Count the lines below holding "genomic" and answer with that number only.

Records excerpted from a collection
◆ ◆ ◆ ◆ ◆
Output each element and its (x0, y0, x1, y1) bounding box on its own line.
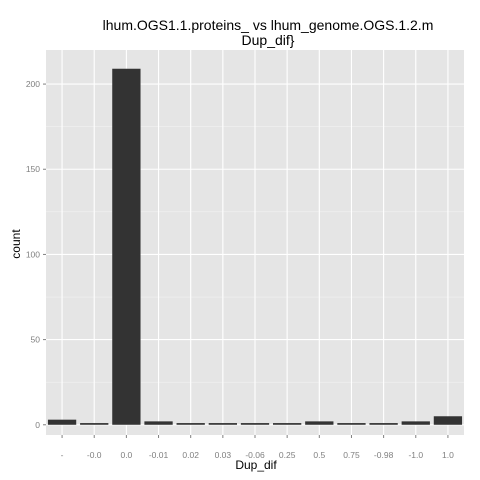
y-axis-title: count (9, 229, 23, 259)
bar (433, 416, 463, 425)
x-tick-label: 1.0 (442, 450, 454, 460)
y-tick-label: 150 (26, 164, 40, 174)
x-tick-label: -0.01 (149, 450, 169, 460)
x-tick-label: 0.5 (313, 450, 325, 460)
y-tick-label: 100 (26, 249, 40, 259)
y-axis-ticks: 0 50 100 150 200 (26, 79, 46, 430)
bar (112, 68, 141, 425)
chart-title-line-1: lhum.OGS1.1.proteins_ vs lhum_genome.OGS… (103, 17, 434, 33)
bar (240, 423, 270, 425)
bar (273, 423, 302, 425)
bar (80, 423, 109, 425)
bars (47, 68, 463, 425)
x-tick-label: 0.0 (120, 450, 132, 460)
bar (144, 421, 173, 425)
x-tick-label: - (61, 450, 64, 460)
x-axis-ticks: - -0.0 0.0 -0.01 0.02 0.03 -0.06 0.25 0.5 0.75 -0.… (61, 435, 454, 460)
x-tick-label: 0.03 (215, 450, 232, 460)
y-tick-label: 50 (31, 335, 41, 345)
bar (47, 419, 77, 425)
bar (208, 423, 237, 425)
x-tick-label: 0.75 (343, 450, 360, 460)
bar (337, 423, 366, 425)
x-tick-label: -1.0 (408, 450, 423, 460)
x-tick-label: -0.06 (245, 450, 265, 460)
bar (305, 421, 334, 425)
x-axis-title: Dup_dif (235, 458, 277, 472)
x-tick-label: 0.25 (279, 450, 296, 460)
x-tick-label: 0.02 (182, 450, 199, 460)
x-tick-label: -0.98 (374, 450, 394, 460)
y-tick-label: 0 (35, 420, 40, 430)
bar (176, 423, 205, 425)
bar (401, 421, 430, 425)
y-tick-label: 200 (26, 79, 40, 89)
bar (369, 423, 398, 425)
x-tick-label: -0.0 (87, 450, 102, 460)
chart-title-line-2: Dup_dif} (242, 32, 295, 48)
◆ ◆ ◆ ◆ ◆
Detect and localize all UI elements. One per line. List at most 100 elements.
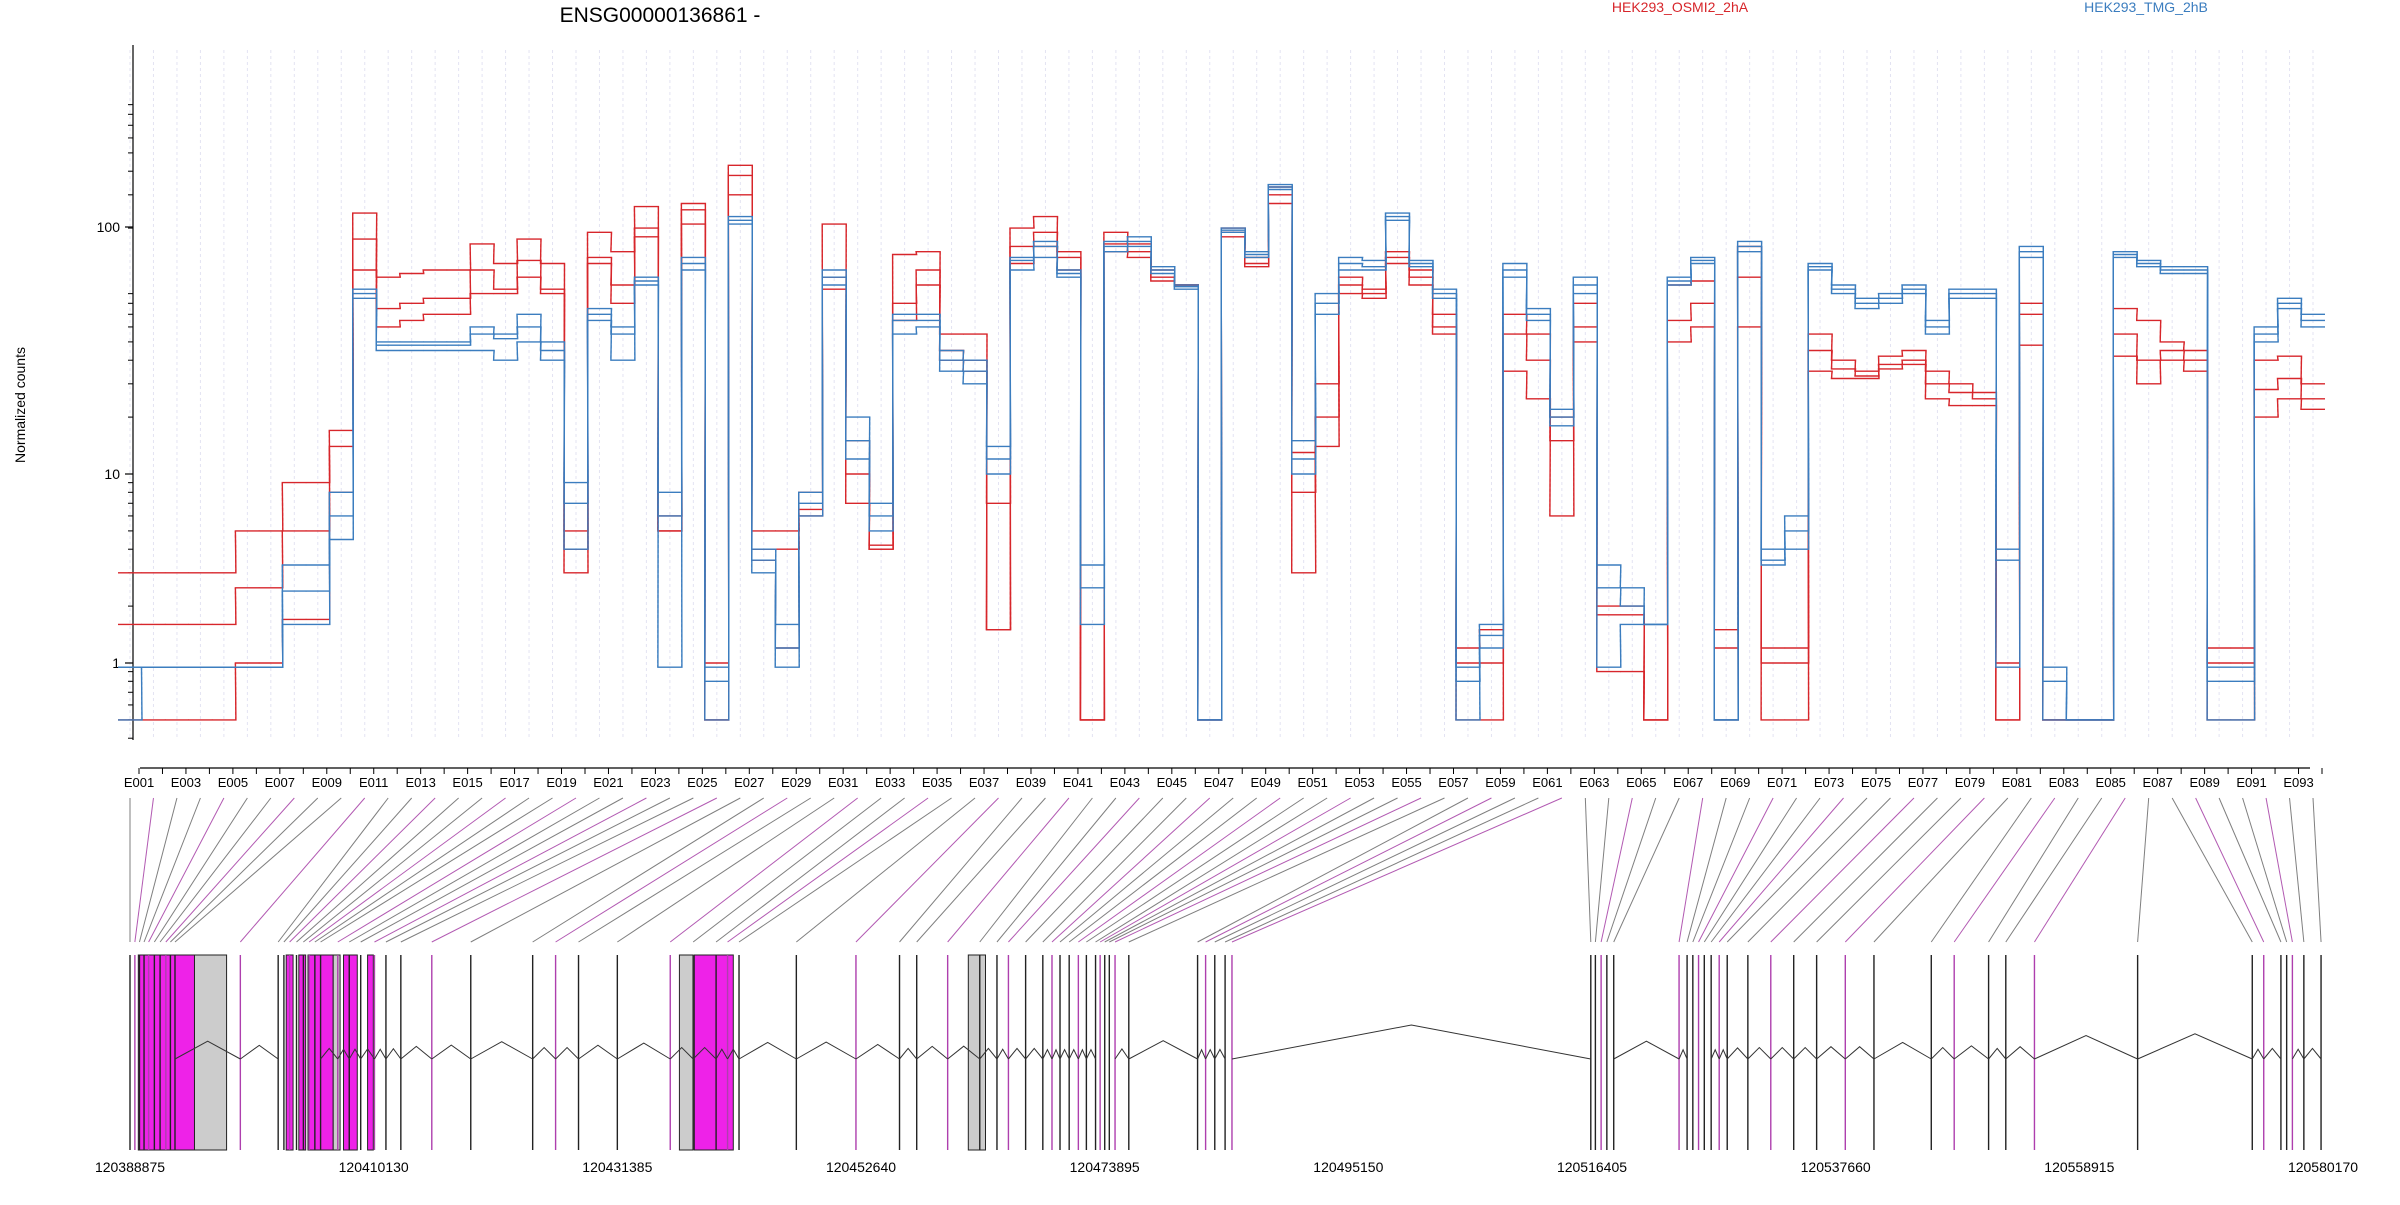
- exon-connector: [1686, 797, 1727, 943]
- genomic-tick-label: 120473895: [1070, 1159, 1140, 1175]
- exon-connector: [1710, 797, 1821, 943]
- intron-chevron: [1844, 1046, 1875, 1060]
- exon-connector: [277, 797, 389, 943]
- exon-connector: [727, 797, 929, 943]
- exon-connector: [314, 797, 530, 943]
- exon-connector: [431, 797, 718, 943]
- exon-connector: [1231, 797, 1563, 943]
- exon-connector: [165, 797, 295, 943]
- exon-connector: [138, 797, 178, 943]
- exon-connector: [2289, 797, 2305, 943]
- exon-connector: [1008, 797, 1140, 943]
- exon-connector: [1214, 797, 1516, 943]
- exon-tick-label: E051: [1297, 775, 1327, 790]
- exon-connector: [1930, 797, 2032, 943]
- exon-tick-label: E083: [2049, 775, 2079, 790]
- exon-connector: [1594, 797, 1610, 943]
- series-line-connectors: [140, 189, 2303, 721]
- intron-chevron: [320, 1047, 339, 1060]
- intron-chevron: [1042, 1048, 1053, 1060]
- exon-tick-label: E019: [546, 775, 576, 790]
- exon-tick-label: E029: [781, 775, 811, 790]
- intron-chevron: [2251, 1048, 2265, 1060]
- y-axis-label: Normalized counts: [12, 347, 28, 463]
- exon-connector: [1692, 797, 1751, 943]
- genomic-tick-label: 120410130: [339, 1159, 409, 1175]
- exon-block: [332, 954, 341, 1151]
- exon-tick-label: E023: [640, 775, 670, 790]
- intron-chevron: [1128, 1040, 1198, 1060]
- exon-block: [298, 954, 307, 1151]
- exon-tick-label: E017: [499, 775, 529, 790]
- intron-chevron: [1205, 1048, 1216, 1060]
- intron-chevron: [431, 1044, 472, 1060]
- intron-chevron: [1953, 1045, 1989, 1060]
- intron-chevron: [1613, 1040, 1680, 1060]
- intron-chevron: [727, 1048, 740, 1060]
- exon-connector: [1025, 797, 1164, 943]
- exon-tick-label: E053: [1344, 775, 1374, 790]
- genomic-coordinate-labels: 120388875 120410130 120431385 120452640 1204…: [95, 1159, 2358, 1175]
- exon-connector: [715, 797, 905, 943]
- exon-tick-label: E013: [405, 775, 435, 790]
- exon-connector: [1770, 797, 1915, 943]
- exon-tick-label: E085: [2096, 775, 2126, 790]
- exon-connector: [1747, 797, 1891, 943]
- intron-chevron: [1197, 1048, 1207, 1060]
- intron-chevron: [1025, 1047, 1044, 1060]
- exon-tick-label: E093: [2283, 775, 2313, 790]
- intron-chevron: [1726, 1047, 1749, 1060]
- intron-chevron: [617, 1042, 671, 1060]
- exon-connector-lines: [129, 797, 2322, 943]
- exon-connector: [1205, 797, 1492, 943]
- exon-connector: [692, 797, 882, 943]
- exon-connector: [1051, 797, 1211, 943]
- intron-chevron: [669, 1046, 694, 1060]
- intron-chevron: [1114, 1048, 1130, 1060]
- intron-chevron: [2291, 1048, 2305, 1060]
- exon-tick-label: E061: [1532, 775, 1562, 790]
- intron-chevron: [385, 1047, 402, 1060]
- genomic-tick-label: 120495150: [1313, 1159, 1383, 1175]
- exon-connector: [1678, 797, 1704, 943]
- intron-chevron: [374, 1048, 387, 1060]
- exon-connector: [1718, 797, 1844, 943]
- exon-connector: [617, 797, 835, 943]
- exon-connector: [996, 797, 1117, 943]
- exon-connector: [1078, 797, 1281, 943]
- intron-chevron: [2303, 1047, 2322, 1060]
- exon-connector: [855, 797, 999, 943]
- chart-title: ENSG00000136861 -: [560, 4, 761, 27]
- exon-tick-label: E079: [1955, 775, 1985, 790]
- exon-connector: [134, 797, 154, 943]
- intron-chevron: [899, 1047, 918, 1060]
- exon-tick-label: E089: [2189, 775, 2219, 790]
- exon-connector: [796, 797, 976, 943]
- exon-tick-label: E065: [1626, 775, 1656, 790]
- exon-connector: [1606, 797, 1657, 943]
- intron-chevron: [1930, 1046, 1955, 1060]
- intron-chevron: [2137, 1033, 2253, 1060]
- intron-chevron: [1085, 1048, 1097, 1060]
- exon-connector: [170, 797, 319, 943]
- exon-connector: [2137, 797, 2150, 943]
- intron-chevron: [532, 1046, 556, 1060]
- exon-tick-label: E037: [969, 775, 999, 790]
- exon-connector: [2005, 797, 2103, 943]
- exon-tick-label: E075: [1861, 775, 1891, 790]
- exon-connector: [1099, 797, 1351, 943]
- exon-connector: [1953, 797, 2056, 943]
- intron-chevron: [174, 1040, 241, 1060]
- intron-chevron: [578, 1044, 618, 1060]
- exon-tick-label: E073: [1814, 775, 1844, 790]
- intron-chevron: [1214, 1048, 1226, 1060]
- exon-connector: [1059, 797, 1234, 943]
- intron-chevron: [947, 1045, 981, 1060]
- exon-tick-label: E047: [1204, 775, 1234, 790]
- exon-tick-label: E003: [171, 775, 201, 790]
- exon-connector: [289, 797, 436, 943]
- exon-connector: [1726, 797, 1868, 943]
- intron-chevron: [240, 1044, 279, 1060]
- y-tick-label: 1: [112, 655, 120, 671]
◆ ◆ ◆ ◆ ◆
**Task answer:** 4